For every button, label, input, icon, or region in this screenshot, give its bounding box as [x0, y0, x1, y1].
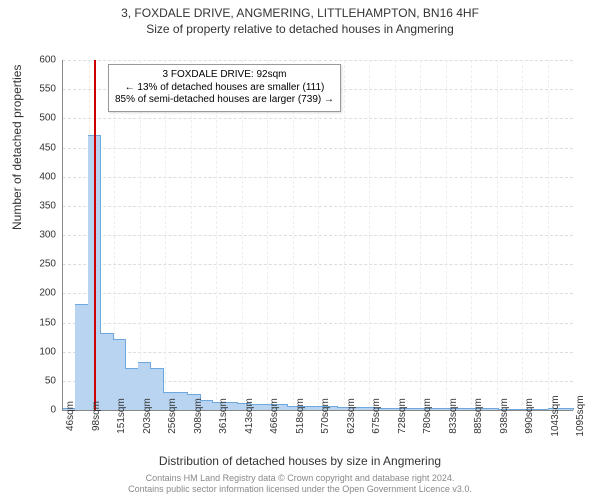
grid-line-v [216, 60, 217, 410]
grid-line-v [242, 60, 243, 410]
title-address: 3, FOXDALE DRIVE, ANGMERING, LITTLEHAMPT… [0, 0, 600, 20]
x-tick: 308sqm [193, 398, 204, 434]
grid-line-v [497, 60, 498, 410]
x-tick: 413sqm [244, 398, 255, 434]
x-tick: 623sqm [346, 398, 357, 434]
x-tick: 885sqm [473, 398, 484, 434]
grid-line-v [318, 60, 319, 410]
histogram-bar [561, 408, 574, 410]
x-tick: 151sqm [116, 398, 127, 434]
grid-line-v [293, 60, 294, 410]
x-tick: 1095sqm [575, 395, 586, 436]
grid-line-v [344, 60, 345, 410]
grid-line-v [522, 60, 523, 410]
x-tick: 728sqm [397, 398, 408, 434]
y-tick: 600 [16, 55, 56, 66]
grid-line-v [165, 60, 166, 410]
tooltip-line-3: 85% of semi-detached houses are larger (… [115, 94, 334, 107]
histogram-bar [100, 333, 113, 410]
histogram-bar [486, 408, 499, 410]
x-tick: 675sqm [371, 398, 382, 434]
histogram-bar [511, 409, 524, 410]
x-tick: 518sqm [295, 398, 306, 434]
grid-line-v [446, 60, 447, 410]
x-tick: 98sqm [91, 401, 102, 431]
y-tick: 200 [16, 288, 56, 299]
chart-container: 3, FOXDALE DRIVE, ANGMERING, LITTLEHAMPT… [0, 0, 600, 500]
tooltip-line-2: ← 13% of detached houses are smaller (11… [115, 82, 334, 95]
tooltip-line-1: 3 FOXDALE DRIVE: 92sqm [115, 69, 334, 82]
grid-line-v [420, 60, 421, 410]
plot-area: 3 FOXDALE DRIVE: 92sqm ← 13% of detached… [62, 60, 573, 411]
y-tick: 450 [16, 142, 56, 153]
grid-line-v [395, 60, 396, 410]
x-tick: 833sqm [448, 398, 459, 434]
property-marker-line [94, 60, 96, 410]
x-tick: 256sqm [167, 398, 178, 434]
y-tick: 500 [16, 113, 56, 124]
grid-line-v [369, 60, 370, 410]
footer-attribution: Contains HM Land Registry data © Crown c… [0, 473, 600, 496]
y-tick: 0 [16, 405, 56, 416]
x-tick: 570sqm [320, 398, 331, 434]
grid-line-v [191, 60, 192, 410]
grid-line-v [140, 60, 141, 410]
x-tick: 203sqm [142, 398, 153, 434]
y-tick: 350 [16, 200, 56, 211]
property-tooltip: 3 FOXDALE DRIVE: 92sqm ← 13% of detached… [108, 64, 341, 112]
y-tick: 550 [16, 84, 56, 95]
y-tick: 250 [16, 259, 56, 270]
grid-line-v [548, 60, 549, 410]
x-tick: 938sqm [499, 398, 510, 434]
y-tick: 400 [16, 171, 56, 182]
x-tick: 46sqm [65, 401, 76, 431]
y-tick: 300 [16, 230, 56, 241]
x-axis-label: Distribution of detached houses by size … [0, 454, 600, 468]
histogram-bar [125, 368, 138, 410]
x-tick: 1043sqm [550, 395, 561, 436]
x-tick: 466sqm [269, 398, 280, 434]
footer-line-1: Contains HM Land Registry data © Crown c… [0, 473, 600, 485]
grid-line-v [267, 60, 268, 410]
footer-line-2: Contains public sector information licen… [0, 484, 600, 496]
title-subtitle: Size of property relative to detached ho… [0, 20, 600, 36]
y-tick: 100 [16, 346, 56, 357]
histogram-bar [536, 409, 549, 410]
y-tick: 150 [16, 317, 56, 328]
x-tick: 990sqm [524, 398, 535, 434]
y-tick: 50 [16, 375, 56, 386]
histogram-bar [75, 304, 88, 410]
x-tick: 361sqm [218, 398, 229, 434]
grid-line-v [471, 60, 472, 410]
x-tick: 780sqm [422, 398, 433, 434]
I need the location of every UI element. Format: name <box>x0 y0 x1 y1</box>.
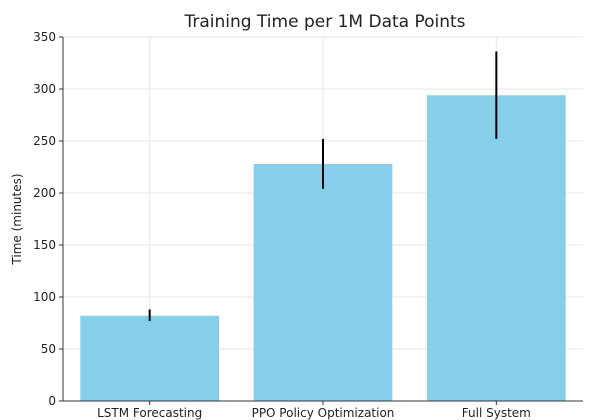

□ □ □ □ □

• [Exercise details]
Copy all of the data above line for line, without changing anything, and leave out the pictures.

• [Result for this task]
For every button, label, input, icon, or region in this screenshot, give its bounding box as [x0, y0, x1, y1].
grid-line-v [216, 60, 217, 410]
grid-line-v [242, 60, 243, 410]
title-address: 3, FOXDALE DRIVE, ANGMERING, LITTLEHAMPT… [0, 0, 600, 20]
x-tick: 308sqm [193, 398, 204, 434]
grid-line-v [497, 60, 498, 410]
x-tick: 413sqm [244, 398, 255, 434]
x-tick: 623sqm [346, 398, 357, 434]
x-tick: 885sqm [473, 398, 484, 434]
grid-line-v [318, 60, 319, 410]
histogram-bar [561, 408, 574, 410]
x-tick: 151sqm [116, 398, 127, 434]
grid-line-v [293, 60, 294, 410]
x-tick: 1095sqm [575, 395, 586, 436]
grid-line-v [344, 60, 345, 410]
grid-line-v [522, 60, 523, 410]
x-tick: 728sqm [397, 398, 408, 434]
y-tick: 600 [16, 55, 56, 66]
grid-line-v [165, 60, 166, 410]
tooltip-line-3: 85% of semi-detached houses are larger (… [115, 94, 334, 107]
histogram-bar [100, 333, 113, 410]
histogram-bar [486, 408, 499, 410]
x-tick: 675sqm [371, 398, 382, 434]
histogram-bar [511, 409, 524, 410]
x-tick: 518sqm [295, 398, 306, 434]
grid-line-v [446, 60, 447, 410]
x-tick: 98sqm [91, 401, 102, 431]
y-tick: 200 [16, 288, 56, 299]
chart-container: 3, FOXDALE DRIVE, ANGMERING, LITTLEHAMPT… [0, 0, 600, 500]
tooltip-line-2: ← 13% of detached houses are smaller (11… [115, 82, 334, 95]
tooltip-line-1: 3 FOXDALE DRIVE: 92sqm [115, 69, 334, 82]
grid-line-v [420, 60, 421, 410]
plot-area: 3 FOXDALE DRIVE: 92sqm ← 13% of detached… [62, 60, 573, 411]
y-tick: 450 [16, 142, 56, 153]
grid-line-v [395, 60, 396, 410]
x-tick: 833sqm [448, 398, 459, 434]
property-marker-line [94, 60, 96, 410]
x-tick: 256sqm [167, 398, 178, 434]
y-tick: 500 [16, 113, 56, 124]
grid-line-v [369, 60, 370, 410]
footer-attribution: Contains HM Land Registry data © Crown c… [0, 473, 600, 496]
y-tick: 0 [16, 405, 56, 416]
x-tick: 570sqm [320, 398, 331, 434]
grid-line-v [191, 60, 192, 410]
grid-line-v [140, 60, 141, 410]
x-tick: 203sqm [142, 398, 153, 434]
y-tick: 350 [16, 200, 56, 211]
property-tooltip: 3 FOXDALE DRIVE: 92sqm ← 13% of detached… [108, 64, 341, 112]
y-tick: 550 [16, 84, 56, 95]
y-tick: 250 [16, 259, 56, 270]
grid-line-v [548, 60, 549, 410]
x-tick: 938sqm [499, 398, 510, 434]
y-tick: 400 [16, 171, 56, 182]
x-tick: 46sqm [65, 401, 76, 431]
y-tick: 300 [16, 230, 56, 241]
x-axis-label: Distribution of detached houses by size … [0, 454, 600, 468]
histogram-bar [125, 368, 138, 410]
x-tick: 1043sqm [550, 395, 561, 436]
x-tick: 466sqm [269, 398, 280, 434]
footer-line-1: Contains HM Land Registry data © Crown c… [0, 473, 600, 485]
grid-line-v [267, 60, 268, 410]
footer-line-2: Contains public sector information licen… [0, 484, 600, 496]
title-subtitle: Size of property relative to detached ho… [0, 20, 600, 36]
y-tick: 100 [16, 346, 56, 357]
histogram-bar [536, 409, 549, 410]
y-tick: 150 [16, 317, 56, 328]
x-tick: 990sqm [524, 398, 535, 434]
y-tick: 50 [16, 375, 56, 386]
histogram-bar [75, 304, 88, 410]
x-tick: 361sqm [218, 398, 229, 434]
grid-line-v [471, 60, 472, 410]
x-tick: 780sqm [422, 398, 433, 434]
I need the location of every UI element. Format: name <box>x0 y0 x1 y1</box>.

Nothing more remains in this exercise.